[Directions for this task]: Repeat the whole listing exactly as written.
___ Extracted material
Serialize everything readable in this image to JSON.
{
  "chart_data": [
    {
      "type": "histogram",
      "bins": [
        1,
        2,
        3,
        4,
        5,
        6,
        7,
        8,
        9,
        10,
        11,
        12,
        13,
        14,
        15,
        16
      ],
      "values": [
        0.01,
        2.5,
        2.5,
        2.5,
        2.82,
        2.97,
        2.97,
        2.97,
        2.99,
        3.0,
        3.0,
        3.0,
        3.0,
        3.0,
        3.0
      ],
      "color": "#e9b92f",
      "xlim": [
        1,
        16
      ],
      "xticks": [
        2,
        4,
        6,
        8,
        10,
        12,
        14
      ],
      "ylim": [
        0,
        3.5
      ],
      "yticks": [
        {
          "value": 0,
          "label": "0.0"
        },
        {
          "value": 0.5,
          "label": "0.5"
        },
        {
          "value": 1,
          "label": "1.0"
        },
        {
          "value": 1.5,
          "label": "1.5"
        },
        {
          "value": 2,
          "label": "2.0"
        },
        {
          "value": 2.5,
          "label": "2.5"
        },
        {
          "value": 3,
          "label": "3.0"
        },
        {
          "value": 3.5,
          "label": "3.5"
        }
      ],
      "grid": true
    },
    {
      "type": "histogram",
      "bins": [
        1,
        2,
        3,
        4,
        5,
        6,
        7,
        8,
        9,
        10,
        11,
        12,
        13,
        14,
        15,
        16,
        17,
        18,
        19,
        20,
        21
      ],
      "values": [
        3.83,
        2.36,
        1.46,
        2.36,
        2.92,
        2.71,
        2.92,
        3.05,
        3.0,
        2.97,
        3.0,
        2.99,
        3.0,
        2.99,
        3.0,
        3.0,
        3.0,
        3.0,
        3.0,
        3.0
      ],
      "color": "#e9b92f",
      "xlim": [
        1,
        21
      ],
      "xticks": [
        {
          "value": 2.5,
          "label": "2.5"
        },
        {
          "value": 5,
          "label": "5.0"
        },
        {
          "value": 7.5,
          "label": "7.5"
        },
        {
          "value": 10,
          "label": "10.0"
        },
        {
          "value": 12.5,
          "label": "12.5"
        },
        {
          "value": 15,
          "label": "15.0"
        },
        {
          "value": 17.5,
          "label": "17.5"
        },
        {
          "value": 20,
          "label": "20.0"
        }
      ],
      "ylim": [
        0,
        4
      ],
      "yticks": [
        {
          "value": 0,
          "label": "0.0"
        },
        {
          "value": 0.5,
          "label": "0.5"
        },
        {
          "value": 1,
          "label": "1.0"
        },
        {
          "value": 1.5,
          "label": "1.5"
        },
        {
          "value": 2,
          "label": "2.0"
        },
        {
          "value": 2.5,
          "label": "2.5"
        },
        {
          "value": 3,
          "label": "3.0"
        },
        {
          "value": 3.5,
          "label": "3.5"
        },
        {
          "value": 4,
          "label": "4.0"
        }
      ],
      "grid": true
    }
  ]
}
______
[The completed task]:
Serialize everything readable in this image to JSON.
{
  "chart_data": [
    {
      "type": "histogram",
      "bins": [
        1,
        2,
        3,
        4,
        5,
        6,
        7,
        8,
        9,
        10,
        11,
        12,
        13,
        14,
        15,
        16
      ],
      "values": [
        0.01,
        2.5,
        2.5,
        2.5,
        2.82,
        2.97,
        2.97,
        2.97,
        2.99,
        3.0,
        3.0,
        3.0,
        3.0,
        3.0,
        3.0
      ],
      "color": "#e9b92f",
      "xlim": [
        1,
        16
      ],
      "xticks": [
        2,
        4,
        6,
        8,
        10,
        12,
        14
      ],
      "ylim": [
        0,
        3.5
      ],
      "yticks": [
        {
          "value": 0,
          "label": "0.0"
        },
        {
          "value": 0.5,
          "label": "0.5"
        },
        {
          "value": 1,
          "label": "1.0"
        },
        {
          "value": 1.5,
          "label": "1.5"
        },
        {
          "value": 2,
          "label": "2.0"
        },
        {
          "value": 2.5,
          "label": "2.5"
        },
        {
          "value": 3,
          "label": "3.0"
        },
        {
          "value": 3.5,
          "label": "3.5"
        }
      ],
      "grid": true
    },
    {
      "type": "histogram",
      "bins": [
        1,
        2,
        3,
        4,
        5,
        6,
        7,
        8,
        9,
        10,
        11,
        12,
        13,
        14,
        15,
        16,
        17,
        18,
        19,
        20,
        21
      ],
      "values": [
        3.83,
        2.36,
        1.46,
        2.36,
        2.92,
        2.71,
        2.92,
        3.05,
        3.0,
        2.97,
        3.0,
        2.99,
        3.0,
        2.99,
        3.0,
        3.0,
        3.0,
        3.0,
        3.0,
        3.0
      ],
      "color": "#e9b92f",
      "xlim": [
        1,
        21
      ],
      "xticks": [
        {
          "value": 2.5,
          "label": "2.5"
        },
        {
          "value": 5,
          "label": "5.0"
        },
        {
          "value": 7.5,
          "label": "7.5"
        },
        {
          "value": 10,
          "label": "10.0"
        },
        {
          "value": 12.5,
          "label": "12.5"
        },
        {
          "value": 15,
          "label": "15.0"
        },
        {
          "value": 17.5,
          "label": "17.5"
        },
        {
          "value": 20,
          "label": "20.0"
        }
      ],
      "ylim": [
        0,
        4
      ],
      "yticks": [
        {
          "value": 0,
          "label": "0.0"
        },
        {
          "value": 0.5,
          "label": "0.5"
        },
        {
          "value": 1,
          "label": "1.0"
        },
        {
          "value": 1.5,
          "label": "1.5"
        },
        {
          "value": 2,
          "label": "2.0"
        },
        {
          "value": 2.5,
          "label": "2.5"
        },
        {
          "value": 3,
          "label": "3.0"
        },
        {
          "value": 3.5,
          "label": "3.5"
        },
        {
          "value": 4,
          "label": "4.0"
        }
      ],
      "grid": true
    }
  ]
}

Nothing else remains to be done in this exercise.